• Task details: Copy the items word for word, starting at the very beginning and ending with the line that contains "- pointer-hand-icon: [444, 923, 458, 940]", including that line.

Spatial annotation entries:
* begin *
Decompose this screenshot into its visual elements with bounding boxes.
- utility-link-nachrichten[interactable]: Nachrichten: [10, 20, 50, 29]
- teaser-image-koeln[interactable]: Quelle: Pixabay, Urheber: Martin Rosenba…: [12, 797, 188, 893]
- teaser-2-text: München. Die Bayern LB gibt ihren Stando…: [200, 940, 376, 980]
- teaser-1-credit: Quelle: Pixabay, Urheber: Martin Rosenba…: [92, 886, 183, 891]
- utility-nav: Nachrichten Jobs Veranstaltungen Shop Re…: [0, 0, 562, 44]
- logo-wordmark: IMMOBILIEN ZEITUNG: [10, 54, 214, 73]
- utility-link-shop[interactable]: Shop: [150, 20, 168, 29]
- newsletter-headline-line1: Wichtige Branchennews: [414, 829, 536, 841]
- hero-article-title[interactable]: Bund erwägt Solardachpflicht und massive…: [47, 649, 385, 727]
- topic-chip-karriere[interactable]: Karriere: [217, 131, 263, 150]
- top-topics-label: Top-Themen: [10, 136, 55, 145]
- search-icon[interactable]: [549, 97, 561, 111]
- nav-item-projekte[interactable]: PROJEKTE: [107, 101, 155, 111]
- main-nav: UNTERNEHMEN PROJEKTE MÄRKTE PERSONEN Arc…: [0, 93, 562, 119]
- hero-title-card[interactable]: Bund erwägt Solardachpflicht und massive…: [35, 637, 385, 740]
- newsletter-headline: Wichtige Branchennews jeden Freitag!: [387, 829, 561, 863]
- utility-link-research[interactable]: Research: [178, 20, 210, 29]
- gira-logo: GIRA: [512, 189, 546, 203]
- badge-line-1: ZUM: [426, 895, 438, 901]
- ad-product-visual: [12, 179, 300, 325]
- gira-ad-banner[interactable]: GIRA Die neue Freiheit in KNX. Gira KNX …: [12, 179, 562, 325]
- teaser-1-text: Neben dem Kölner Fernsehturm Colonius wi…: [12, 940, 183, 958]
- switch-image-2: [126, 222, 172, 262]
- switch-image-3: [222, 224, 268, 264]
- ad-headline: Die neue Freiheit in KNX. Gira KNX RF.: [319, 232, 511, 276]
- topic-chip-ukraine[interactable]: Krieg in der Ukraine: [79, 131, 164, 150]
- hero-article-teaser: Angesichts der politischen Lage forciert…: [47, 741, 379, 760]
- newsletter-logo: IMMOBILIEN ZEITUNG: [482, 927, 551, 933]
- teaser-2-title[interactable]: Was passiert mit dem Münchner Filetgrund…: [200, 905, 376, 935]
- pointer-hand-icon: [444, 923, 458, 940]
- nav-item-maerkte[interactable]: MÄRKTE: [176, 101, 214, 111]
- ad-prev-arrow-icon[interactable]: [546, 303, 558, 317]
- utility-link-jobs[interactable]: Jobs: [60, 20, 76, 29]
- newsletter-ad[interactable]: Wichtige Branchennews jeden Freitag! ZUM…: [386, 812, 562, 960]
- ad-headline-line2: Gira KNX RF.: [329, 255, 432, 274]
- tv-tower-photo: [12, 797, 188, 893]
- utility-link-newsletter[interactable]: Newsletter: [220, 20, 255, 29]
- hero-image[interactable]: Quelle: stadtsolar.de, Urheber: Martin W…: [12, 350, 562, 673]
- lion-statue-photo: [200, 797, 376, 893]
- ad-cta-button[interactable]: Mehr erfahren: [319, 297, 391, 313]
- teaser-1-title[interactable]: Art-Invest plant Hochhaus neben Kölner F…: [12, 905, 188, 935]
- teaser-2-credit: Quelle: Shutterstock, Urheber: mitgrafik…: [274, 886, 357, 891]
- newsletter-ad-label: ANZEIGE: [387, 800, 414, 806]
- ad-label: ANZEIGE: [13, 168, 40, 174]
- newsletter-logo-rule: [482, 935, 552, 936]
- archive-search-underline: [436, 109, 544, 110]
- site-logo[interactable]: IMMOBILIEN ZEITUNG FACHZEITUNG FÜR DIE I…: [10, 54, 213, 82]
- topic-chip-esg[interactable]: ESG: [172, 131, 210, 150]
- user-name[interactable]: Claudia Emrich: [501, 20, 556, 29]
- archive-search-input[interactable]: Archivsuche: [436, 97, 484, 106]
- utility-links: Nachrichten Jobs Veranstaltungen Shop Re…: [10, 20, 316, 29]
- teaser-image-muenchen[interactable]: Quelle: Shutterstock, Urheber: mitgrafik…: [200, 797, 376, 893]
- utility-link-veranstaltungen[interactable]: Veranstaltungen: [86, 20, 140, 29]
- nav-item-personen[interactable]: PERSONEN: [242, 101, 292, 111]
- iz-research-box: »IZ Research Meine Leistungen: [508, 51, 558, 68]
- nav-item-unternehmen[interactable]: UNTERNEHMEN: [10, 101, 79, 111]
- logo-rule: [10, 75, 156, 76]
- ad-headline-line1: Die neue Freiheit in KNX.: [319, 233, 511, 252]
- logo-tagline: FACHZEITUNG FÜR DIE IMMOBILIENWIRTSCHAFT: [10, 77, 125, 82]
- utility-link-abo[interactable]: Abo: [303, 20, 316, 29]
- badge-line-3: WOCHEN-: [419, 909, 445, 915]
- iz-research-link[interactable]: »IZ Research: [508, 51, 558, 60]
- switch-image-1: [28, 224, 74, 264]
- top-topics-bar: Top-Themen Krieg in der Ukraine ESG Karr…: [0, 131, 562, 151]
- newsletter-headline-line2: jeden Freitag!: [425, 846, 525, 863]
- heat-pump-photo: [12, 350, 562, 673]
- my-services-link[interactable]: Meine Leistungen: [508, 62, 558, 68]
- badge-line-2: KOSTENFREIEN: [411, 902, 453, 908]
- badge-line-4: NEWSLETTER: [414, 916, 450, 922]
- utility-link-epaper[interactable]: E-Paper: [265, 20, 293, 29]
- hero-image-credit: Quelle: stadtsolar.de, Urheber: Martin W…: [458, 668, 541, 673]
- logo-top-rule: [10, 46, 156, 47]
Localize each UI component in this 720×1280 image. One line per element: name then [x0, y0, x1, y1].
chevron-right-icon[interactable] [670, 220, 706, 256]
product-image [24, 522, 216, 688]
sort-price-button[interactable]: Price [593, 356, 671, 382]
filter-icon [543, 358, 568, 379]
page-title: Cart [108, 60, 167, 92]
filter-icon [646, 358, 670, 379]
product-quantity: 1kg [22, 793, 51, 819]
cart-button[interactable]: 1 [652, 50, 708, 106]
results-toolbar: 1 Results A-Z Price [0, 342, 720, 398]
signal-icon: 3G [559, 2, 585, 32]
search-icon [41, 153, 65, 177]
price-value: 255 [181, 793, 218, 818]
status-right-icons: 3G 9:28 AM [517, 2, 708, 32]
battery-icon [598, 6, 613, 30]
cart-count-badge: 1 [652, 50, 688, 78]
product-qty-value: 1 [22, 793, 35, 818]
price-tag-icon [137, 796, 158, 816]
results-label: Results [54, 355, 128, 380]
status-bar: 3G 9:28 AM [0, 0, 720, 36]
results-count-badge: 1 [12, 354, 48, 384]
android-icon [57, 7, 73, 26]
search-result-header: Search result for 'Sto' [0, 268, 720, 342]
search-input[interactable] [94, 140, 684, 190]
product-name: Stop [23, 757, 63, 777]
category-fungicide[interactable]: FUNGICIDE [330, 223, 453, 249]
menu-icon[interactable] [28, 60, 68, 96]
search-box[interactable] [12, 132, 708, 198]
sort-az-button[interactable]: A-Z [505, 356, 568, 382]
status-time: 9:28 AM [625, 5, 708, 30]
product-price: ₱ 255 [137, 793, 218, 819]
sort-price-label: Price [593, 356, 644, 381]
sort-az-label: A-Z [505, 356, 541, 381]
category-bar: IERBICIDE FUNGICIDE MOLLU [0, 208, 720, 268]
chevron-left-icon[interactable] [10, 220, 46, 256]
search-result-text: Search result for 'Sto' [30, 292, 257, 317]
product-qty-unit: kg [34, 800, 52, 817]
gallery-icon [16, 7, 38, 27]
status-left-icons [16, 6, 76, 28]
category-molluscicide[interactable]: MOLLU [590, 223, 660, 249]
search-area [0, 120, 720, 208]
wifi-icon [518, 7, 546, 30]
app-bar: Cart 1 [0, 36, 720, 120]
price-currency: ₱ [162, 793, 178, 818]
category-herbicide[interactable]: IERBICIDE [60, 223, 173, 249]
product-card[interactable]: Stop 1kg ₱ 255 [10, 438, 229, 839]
* end *
• Answer in full:
Decompose this screenshot into its visual elements with bounding boxes.
- utility-link-nachrichten[interactable]: Nachrichten: [10, 20, 50, 29]
- teaser-image-koeln[interactable]: Quelle: Pixabay, Urheber: Martin Rosenba…: [12, 797, 188, 893]
- teaser-2-text: München. Die Bayern LB gibt ihren Stando…: [200, 940, 376, 980]
- teaser-1-credit: Quelle: Pixabay, Urheber: Martin Rosenba…: [92, 886, 183, 891]
- utility-nav: Nachrichten Jobs Veranstaltungen Shop Re…: [0, 0, 562, 44]
- logo-wordmark: IMMOBILIEN ZEITUNG: [10, 54, 214, 73]
- utility-link-shop[interactable]: Shop: [150, 20, 168, 29]
- newsletter-headline-line1: Wichtige Branchennews: [414, 829, 536, 841]
- hero-article-title[interactable]: Bund erwägt Solardachpflicht und massive…: [47, 649, 385, 727]
- topic-chip-karriere[interactable]: Karriere: [217, 131, 263, 150]
- top-topics-label: Top-Themen: [10, 136, 55, 145]
- search-icon[interactable]: [549, 97, 561, 111]
- nav-item-projekte[interactable]: PROJEKTE: [107, 101, 155, 111]
- main-nav: UNTERNEHMEN PROJEKTE MÄRKTE PERSONEN Arc…: [0, 93, 562, 119]
- hero-title-card[interactable]: Bund erwägt Solardachpflicht und massive…: [35, 637, 385, 740]
- newsletter-headline: Wichtige Branchennews jeden Freitag!: [387, 829, 561, 863]
- utility-link-research[interactable]: Research: [178, 20, 210, 29]
- gira-logo: GIRA: [512, 189, 546, 203]
- badge-line-1: ZUM: [426, 895, 438, 901]
- ad-product-visual: [12, 179, 300, 325]
- gira-ad-banner[interactable]: GIRA Die neue Freiheit in KNX. Gira KNX …: [12, 179, 562, 325]
- teaser-1-text: Neben dem Kölner Fernsehturm Colonius wi…: [12, 940, 183, 958]
- switch-image-2: [126, 222, 172, 262]
- switch-image-3: [222, 224, 268, 264]
- ad-headline: Die neue Freiheit in KNX. Gira KNX RF.: [319, 232, 511, 276]
- topic-chip-ukraine[interactable]: Krieg in der Ukraine: [79, 131, 164, 150]
- hero-article-teaser: Angesichts der politischen Lage forciert…: [47, 741, 379, 760]
- newsletter-logo: IMMOBILIEN ZEITUNG: [482, 927, 551, 933]
- teaser-2-title[interactable]: Was passiert mit dem Münchner Filetgrund…: [200, 905, 376, 935]
- pointer-hand-icon: [444, 923, 458, 940]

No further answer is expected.